→ Requirements
Starting at the beginning of the material and going on through the line with "Output each element", present each line as one string in a JSON list, skipping blank lines and leaving out the pictures.
START
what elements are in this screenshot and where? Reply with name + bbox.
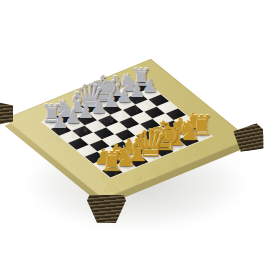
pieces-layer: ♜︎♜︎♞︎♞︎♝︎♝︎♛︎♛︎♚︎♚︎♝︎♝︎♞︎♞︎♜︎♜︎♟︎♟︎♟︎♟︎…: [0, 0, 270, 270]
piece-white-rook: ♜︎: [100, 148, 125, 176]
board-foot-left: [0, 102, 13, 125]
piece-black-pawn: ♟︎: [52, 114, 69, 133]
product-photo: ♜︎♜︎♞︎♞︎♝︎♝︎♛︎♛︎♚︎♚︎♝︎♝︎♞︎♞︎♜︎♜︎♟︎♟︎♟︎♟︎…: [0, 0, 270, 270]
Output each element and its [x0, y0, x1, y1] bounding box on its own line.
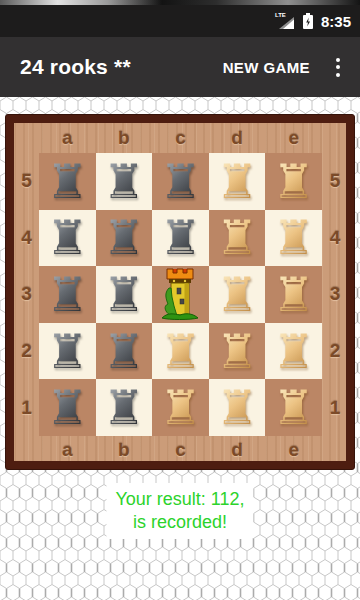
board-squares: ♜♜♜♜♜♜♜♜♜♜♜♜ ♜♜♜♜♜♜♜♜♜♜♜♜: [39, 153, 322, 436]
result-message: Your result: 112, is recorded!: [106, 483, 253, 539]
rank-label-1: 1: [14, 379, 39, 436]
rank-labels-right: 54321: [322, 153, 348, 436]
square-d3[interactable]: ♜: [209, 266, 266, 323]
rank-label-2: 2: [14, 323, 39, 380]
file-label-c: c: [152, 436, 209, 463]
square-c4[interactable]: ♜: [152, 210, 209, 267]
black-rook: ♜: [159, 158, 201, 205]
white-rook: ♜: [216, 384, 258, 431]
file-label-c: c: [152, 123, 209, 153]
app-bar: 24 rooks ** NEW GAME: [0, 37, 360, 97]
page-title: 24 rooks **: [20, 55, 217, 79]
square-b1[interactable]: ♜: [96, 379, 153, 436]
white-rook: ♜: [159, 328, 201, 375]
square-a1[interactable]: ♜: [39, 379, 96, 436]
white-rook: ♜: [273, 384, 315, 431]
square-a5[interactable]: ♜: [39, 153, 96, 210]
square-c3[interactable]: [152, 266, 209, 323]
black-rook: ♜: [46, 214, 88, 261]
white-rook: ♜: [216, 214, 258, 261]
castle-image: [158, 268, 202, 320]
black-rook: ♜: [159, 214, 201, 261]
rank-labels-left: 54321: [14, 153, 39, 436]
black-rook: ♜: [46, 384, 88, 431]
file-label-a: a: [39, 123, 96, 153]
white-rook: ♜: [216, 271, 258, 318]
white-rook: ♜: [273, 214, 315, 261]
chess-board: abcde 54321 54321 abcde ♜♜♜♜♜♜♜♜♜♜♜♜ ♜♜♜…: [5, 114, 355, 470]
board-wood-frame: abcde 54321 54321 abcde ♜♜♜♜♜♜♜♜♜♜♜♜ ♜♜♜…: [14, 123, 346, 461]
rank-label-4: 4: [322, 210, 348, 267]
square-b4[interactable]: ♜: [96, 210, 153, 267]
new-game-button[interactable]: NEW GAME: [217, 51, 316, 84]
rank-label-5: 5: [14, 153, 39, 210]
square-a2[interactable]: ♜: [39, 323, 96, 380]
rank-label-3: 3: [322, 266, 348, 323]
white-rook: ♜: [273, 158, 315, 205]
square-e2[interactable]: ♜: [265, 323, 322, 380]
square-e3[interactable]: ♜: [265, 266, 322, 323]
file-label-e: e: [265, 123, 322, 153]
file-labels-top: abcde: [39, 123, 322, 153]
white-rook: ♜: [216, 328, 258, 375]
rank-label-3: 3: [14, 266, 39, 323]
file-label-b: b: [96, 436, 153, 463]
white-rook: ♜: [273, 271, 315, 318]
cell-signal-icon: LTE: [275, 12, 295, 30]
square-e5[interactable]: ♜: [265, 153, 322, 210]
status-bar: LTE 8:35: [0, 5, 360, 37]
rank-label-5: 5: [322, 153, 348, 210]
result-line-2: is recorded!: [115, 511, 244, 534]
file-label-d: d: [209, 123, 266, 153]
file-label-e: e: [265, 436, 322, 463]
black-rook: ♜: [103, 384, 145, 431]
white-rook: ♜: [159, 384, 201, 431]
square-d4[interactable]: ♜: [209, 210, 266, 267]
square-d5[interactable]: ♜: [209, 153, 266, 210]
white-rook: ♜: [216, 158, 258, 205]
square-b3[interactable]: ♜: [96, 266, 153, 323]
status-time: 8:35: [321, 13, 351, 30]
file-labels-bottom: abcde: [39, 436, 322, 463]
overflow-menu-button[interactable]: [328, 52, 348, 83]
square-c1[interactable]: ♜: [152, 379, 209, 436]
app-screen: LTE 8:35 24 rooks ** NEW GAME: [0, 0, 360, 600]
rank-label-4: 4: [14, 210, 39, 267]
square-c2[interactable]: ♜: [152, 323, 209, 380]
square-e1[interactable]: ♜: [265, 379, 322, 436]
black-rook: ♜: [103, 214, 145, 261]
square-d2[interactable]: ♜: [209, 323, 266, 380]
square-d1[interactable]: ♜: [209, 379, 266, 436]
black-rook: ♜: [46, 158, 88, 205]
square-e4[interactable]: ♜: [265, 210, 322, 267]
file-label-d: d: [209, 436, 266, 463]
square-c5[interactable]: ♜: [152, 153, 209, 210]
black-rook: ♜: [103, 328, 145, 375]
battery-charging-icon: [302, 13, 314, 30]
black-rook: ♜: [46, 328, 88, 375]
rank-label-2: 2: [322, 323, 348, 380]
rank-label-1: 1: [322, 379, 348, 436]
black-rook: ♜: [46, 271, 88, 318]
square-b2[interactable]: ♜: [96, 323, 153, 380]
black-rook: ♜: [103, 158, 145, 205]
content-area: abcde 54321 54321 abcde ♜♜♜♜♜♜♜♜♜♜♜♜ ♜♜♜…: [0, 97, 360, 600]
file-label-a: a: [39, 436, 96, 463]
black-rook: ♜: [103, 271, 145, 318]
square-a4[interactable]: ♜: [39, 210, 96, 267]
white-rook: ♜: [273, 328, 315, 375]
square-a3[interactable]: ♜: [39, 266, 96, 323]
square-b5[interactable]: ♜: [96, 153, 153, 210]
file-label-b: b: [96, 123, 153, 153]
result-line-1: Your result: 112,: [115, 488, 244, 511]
END
→ Result
[
  "what elements are in this screenshot and where? Reply with name + bbox.",
  "pieces-layer: ♜︎♜︎♞︎♞︎♝︎♝︎♛︎♛︎♚︎♚︎♝︎♝︎♞︎♞︎♜︎♜︎♟︎♟︎♟︎♟︎…: [0, 0, 270, 270]",
  "piece-white-rook: ♜︎: [100, 148, 125, 176]",
  "board-foot-left: [0, 102, 13, 125]",
  "piece-black-pawn: ♟︎: [52, 114, 69, 133]",
  "product-photo: ♜︎♜︎♞︎♞︎♝︎♝︎♛︎♛︎♚︎♚︎♝︎♝︎♞︎♞︎♜︎♜︎♟︎♟︎♟︎♟︎…: [0, 0, 270, 270]",
  "Output each element and its [x0, y0, x1, y1] bounding box on its own line."
]